WHAT IS REQUIRED:
Pull out every line with the word "Grant" from the entries below.

**** RECORDED DATA ****

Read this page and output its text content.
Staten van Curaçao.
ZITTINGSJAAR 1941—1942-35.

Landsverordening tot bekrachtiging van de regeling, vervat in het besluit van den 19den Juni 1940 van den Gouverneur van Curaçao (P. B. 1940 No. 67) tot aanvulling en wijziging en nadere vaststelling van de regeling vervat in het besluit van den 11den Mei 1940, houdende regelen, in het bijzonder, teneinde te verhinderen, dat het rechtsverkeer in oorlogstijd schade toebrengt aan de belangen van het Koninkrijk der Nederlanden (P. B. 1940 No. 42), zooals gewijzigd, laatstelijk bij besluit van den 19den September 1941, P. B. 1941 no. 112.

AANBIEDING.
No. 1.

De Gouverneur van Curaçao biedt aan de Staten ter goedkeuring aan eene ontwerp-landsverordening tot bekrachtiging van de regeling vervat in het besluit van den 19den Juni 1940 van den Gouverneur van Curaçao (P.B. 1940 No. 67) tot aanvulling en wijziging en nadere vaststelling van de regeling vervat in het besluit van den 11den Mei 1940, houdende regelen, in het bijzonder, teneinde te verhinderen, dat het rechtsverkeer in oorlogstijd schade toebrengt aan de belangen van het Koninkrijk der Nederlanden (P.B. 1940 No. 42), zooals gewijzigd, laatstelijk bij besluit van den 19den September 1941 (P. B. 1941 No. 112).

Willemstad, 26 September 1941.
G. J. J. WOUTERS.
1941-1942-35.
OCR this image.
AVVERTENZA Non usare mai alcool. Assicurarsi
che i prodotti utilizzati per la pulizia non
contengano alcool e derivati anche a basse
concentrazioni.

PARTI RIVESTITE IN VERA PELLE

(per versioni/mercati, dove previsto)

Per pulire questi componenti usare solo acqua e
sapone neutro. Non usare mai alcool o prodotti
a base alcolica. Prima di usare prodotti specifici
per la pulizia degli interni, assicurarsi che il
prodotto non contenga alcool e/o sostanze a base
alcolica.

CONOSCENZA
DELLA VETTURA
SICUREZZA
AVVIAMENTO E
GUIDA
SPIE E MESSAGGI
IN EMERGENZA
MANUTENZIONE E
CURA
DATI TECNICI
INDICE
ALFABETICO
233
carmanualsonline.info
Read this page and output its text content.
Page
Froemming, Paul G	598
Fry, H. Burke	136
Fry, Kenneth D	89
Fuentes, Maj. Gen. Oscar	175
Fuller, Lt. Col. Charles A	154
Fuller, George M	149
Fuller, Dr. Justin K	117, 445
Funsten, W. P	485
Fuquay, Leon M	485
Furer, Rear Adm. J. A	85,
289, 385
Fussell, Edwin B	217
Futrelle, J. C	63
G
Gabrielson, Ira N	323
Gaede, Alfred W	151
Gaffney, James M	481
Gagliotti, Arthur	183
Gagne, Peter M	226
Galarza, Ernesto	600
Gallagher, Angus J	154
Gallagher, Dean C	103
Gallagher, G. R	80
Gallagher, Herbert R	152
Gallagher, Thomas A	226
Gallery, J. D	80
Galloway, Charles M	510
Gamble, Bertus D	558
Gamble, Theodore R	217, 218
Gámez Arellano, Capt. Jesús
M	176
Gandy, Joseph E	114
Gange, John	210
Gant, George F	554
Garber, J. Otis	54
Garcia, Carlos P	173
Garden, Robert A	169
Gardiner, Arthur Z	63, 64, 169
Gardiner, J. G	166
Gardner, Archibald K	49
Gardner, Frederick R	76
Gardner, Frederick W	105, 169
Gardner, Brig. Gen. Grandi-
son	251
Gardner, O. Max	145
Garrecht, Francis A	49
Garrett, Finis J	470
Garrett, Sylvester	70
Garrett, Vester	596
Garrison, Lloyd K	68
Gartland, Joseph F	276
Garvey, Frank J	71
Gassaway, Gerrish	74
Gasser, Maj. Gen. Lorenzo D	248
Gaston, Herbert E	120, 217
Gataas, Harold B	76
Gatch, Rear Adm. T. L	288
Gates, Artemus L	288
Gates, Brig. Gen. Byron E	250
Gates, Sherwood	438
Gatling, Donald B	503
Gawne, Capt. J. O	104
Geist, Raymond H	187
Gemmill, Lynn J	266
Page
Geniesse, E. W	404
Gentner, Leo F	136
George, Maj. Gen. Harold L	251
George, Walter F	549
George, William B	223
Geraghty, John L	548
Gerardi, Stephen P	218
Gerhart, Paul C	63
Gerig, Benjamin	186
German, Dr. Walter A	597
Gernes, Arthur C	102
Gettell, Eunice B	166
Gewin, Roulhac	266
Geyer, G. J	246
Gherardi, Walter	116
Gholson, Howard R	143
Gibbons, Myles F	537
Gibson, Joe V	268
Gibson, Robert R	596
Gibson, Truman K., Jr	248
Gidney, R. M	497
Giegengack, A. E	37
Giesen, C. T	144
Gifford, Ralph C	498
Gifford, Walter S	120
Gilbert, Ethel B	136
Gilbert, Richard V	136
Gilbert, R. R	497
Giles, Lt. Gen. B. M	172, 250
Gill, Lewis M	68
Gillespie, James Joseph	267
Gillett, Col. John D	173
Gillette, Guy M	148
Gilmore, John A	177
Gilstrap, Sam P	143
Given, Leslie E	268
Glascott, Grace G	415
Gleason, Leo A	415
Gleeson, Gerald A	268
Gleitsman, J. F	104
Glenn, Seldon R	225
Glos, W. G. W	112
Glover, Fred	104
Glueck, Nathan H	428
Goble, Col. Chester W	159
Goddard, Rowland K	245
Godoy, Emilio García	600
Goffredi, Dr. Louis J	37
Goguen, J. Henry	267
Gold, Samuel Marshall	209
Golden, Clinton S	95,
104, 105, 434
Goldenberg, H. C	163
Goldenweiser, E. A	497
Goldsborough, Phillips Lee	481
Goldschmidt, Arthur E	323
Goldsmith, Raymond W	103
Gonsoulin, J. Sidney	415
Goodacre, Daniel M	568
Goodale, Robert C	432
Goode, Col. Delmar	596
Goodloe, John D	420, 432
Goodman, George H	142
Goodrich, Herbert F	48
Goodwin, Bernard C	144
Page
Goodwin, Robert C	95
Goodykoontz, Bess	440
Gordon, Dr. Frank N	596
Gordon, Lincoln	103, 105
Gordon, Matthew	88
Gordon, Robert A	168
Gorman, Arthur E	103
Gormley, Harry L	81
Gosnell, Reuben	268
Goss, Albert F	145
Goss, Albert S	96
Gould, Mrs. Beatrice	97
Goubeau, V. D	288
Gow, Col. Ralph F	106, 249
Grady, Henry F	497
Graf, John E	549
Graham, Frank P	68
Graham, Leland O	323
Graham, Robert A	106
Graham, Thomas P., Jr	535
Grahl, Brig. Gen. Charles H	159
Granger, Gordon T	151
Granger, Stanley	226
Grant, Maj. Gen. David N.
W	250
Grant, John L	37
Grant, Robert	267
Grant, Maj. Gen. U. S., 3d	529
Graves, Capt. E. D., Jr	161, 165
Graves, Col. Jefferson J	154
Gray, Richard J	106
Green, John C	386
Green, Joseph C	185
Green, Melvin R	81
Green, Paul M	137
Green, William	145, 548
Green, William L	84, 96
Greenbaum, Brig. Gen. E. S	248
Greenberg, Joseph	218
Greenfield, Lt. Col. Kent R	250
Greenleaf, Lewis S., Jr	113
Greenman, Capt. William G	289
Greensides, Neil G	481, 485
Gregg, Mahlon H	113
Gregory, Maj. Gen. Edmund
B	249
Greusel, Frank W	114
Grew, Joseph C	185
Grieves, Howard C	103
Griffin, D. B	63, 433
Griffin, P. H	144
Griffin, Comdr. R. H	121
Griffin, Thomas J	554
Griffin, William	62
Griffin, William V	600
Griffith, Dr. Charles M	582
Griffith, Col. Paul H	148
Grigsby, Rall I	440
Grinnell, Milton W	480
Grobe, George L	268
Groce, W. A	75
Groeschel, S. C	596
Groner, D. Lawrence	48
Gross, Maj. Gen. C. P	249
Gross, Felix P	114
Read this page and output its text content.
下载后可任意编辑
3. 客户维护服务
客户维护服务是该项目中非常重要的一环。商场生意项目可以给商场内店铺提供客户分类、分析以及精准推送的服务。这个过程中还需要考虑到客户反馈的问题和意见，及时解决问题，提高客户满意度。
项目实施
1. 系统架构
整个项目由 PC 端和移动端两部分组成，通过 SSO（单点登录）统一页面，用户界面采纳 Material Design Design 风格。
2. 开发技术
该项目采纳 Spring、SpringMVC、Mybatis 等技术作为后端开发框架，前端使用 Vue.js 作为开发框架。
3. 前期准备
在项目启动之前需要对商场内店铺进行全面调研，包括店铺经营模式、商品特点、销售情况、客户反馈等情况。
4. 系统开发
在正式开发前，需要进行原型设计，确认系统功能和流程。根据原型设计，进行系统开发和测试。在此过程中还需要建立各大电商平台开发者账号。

****

SOLUTION TO THIS PROBLEM:
Grant, Maj. Gen. David N.
Grant, John L	37
Grant, Robert	267
Grant, Maj. Gen. U. S., 3d	529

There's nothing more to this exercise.